### PROVIDED ENTRIES
┄┄┄┄┄┄

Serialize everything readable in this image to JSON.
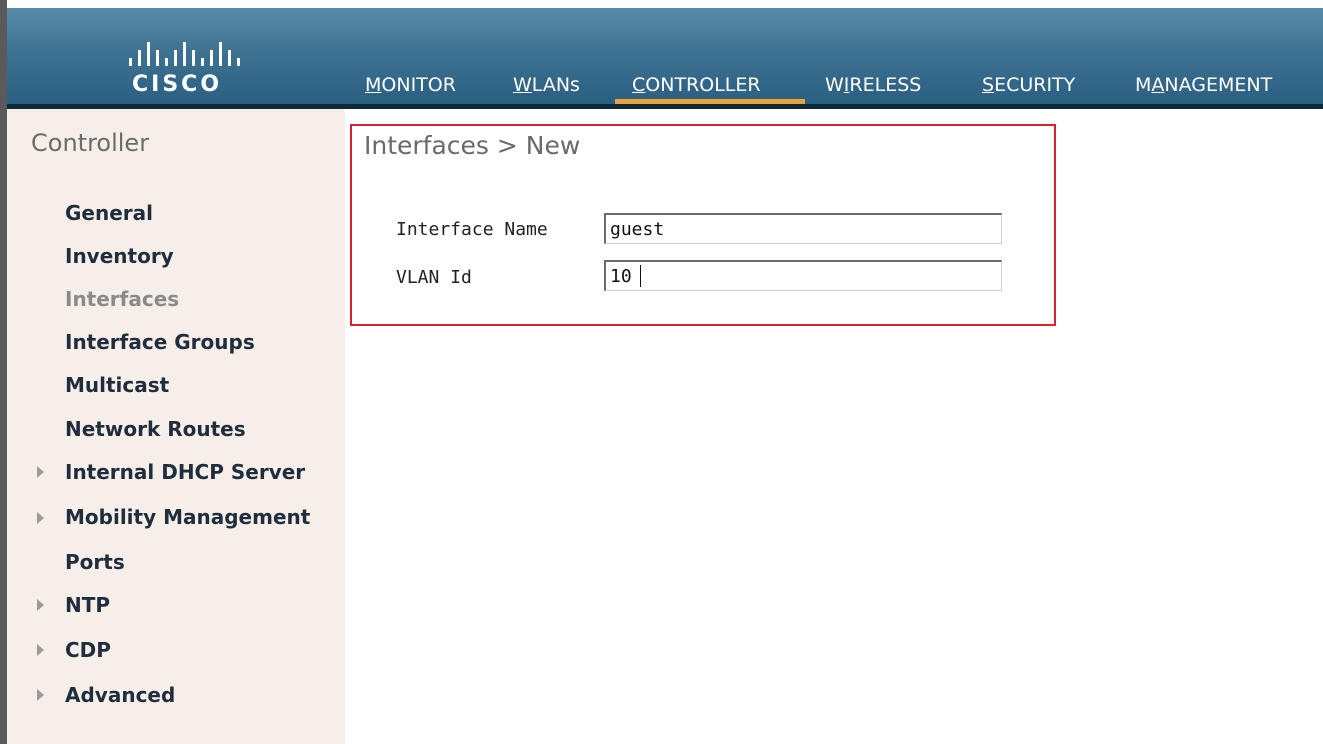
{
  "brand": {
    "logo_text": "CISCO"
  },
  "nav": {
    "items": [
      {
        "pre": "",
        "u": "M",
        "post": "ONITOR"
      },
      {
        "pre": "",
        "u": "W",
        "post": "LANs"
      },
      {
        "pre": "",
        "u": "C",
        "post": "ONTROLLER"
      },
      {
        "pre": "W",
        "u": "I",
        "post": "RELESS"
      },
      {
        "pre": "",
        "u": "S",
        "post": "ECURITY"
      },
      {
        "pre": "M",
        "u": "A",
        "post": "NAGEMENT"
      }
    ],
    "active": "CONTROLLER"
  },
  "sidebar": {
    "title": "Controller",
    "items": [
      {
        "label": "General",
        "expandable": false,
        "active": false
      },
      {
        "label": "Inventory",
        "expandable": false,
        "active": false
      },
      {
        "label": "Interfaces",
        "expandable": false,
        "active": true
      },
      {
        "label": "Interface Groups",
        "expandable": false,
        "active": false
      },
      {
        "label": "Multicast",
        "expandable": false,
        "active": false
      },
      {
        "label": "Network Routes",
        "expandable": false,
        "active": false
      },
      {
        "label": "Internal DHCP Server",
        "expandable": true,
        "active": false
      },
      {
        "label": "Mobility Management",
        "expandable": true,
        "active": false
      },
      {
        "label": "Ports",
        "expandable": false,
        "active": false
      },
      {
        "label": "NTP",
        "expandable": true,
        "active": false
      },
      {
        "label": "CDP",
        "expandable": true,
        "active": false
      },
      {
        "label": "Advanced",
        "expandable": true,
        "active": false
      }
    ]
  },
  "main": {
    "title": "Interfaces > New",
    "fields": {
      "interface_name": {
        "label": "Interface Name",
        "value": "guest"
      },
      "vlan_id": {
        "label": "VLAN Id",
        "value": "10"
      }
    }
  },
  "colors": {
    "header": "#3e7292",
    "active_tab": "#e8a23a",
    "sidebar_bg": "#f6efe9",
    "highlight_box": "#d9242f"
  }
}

┄┄┄┄┄┄

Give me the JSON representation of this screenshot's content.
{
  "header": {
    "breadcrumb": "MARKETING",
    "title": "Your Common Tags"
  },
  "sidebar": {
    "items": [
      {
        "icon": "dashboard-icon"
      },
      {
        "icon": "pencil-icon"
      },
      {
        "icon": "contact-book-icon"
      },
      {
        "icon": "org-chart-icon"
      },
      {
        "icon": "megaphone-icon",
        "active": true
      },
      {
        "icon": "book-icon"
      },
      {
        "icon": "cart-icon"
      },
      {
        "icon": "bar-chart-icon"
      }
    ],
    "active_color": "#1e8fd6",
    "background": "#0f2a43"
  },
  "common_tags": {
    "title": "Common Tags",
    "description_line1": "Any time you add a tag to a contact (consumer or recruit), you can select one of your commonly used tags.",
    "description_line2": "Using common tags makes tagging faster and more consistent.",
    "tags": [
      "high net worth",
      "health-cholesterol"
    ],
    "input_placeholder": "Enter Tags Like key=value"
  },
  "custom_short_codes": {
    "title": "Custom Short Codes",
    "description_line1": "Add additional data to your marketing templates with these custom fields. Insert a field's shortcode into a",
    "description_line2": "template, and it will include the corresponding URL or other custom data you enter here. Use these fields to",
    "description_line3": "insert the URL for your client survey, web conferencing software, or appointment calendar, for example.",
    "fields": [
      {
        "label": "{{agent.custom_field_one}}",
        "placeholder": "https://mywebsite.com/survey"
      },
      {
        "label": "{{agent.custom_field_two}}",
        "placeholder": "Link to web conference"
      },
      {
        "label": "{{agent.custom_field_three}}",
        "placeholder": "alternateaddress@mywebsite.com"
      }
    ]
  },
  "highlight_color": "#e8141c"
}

┄┄┄┄┄┄

### INSTRUCTIONS TO FOLLOW
Collect each line above holding the string "data".

### ANSWER BELOW
    "description_line1": "Add additional data to your marketing templates with these custom fields. Insert a field's shortcode into a",
    "description_line2": "template, and it will include the corresponding URL or other custom data you enter here. Use these fields to",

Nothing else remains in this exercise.